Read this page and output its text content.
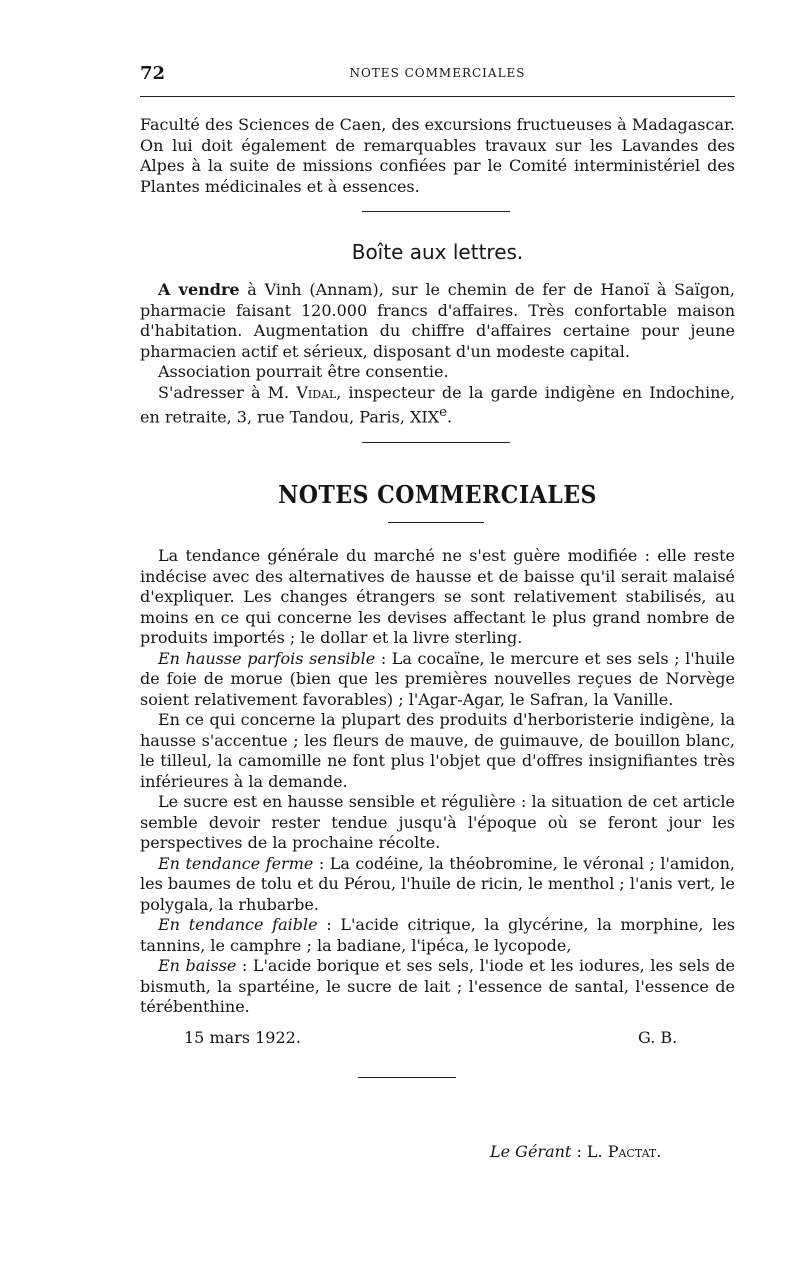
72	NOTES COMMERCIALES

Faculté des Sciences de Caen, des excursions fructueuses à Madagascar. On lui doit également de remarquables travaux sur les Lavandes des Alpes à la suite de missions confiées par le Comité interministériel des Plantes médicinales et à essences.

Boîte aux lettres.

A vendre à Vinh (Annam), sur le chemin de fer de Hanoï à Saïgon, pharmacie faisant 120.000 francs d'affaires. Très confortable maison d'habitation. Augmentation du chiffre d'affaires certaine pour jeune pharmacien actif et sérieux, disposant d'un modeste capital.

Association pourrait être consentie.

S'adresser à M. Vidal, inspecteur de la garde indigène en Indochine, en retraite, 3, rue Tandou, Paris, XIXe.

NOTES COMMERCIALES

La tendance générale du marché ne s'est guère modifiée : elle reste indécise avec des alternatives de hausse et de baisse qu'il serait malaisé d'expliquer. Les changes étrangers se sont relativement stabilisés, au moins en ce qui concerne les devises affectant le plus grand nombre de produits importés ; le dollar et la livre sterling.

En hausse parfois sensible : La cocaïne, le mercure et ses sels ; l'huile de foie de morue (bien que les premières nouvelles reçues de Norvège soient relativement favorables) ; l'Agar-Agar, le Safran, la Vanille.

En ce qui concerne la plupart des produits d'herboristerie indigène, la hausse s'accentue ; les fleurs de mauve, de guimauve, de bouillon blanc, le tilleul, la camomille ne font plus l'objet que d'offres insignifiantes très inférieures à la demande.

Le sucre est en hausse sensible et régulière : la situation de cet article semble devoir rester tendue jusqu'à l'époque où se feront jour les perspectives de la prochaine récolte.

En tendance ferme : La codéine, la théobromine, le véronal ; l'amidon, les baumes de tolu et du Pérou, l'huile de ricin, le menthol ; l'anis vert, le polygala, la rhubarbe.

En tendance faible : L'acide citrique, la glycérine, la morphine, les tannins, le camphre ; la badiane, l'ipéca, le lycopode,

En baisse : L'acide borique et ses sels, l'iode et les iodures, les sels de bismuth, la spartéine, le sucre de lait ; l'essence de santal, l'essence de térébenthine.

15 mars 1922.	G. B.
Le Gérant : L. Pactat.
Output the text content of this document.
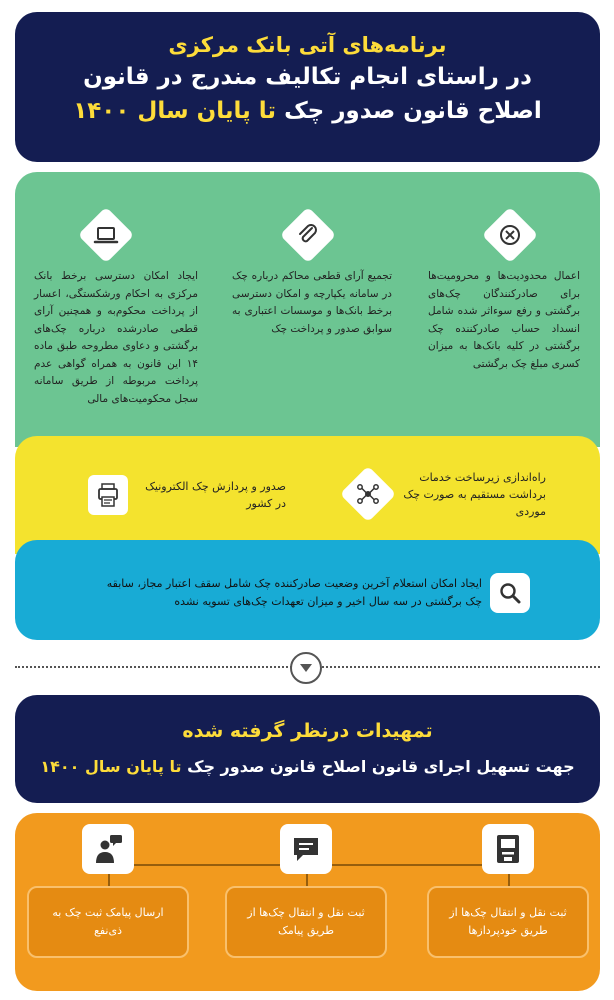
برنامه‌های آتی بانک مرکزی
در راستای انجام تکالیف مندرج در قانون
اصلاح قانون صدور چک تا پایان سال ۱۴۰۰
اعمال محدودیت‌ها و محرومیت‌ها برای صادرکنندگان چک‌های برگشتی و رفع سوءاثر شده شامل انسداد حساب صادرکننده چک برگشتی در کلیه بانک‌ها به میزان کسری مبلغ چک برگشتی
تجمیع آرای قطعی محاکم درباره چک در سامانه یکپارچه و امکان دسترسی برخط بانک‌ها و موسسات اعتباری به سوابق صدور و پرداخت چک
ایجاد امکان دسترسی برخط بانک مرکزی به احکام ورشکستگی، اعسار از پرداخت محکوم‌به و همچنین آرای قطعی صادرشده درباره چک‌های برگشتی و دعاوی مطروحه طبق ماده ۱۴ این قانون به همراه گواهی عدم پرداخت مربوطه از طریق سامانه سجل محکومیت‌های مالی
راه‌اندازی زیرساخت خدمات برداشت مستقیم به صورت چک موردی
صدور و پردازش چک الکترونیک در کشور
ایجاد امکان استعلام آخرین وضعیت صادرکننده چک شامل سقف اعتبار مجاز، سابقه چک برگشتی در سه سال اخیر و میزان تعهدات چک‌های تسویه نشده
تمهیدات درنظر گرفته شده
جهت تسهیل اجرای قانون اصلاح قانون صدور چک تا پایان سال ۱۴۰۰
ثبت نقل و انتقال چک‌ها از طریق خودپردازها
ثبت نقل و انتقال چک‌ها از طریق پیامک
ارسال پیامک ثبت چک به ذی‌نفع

▸ Challenge
Only the lines from the one containing "Output the text content of this document." through the last line of the records above should be repeated, exactly and without pictures.

▸ Answer to this task
Output the text content of this document.
برنامه‌های آتی بانک مرکزی
در راستای انجام تکالیف مندرج در قانون
اصلاح قانون صدور چک تا پایان سال ۱۴۰۰
اعمال محدودیت‌ها و محرومیت‌ها برای صادرکنندگان چک‌های برگشتی و رفع سوءاثر شده شامل انسداد حساب صادرکننده چک برگشتی در کلیه بانک‌ها به میزان کسری مبلغ چک برگشتی
تجمیع آرای قطعی محاکم درباره چک در سامانه یکپارچه و امکان دسترسی برخط بانک‌ها و موسسات اعتباری به سوابق صدور و پرداخت چک
ایجاد امکان دسترسی برخط بانک مرکزی به احکام ورشکستگی، اعسار از پرداخت محکوم‌به و همچنین آرای قطعی صادرشده درباره چک‌های برگشتی و دعاوی مطروحه طبق ماده ۱۴ این قانون به همراه گواهی عدم پرداخت مربوطه از طریق سامانه سجل محکومیت‌های مالی
راه‌اندازی زیرساخت خدمات برداشت مستقیم به صورت چک موردی
صدور و پردازش چک الکترونیک در کشور
ایجاد امکان استعلام آخرین وضعیت صادرکننده چک شامل سقف اعتبار مجاز، سابقه چک برگشتی در سه سال اخیر و میزان تعهدات چک‌های تسویه نشده
تمهیدات درنظر گرفته شده
جهت تسهیل اجرای قانون اصلاح قانون صدور چک تا پایان سال ۱۴۰۰
ثبت نقل و انتقال چک‌ها از طریق خودپردازها
ثبت نقل و انتقال چک‌ها از طریق پیامک
ارسال پیامک ثبت چک به ذی‌نفع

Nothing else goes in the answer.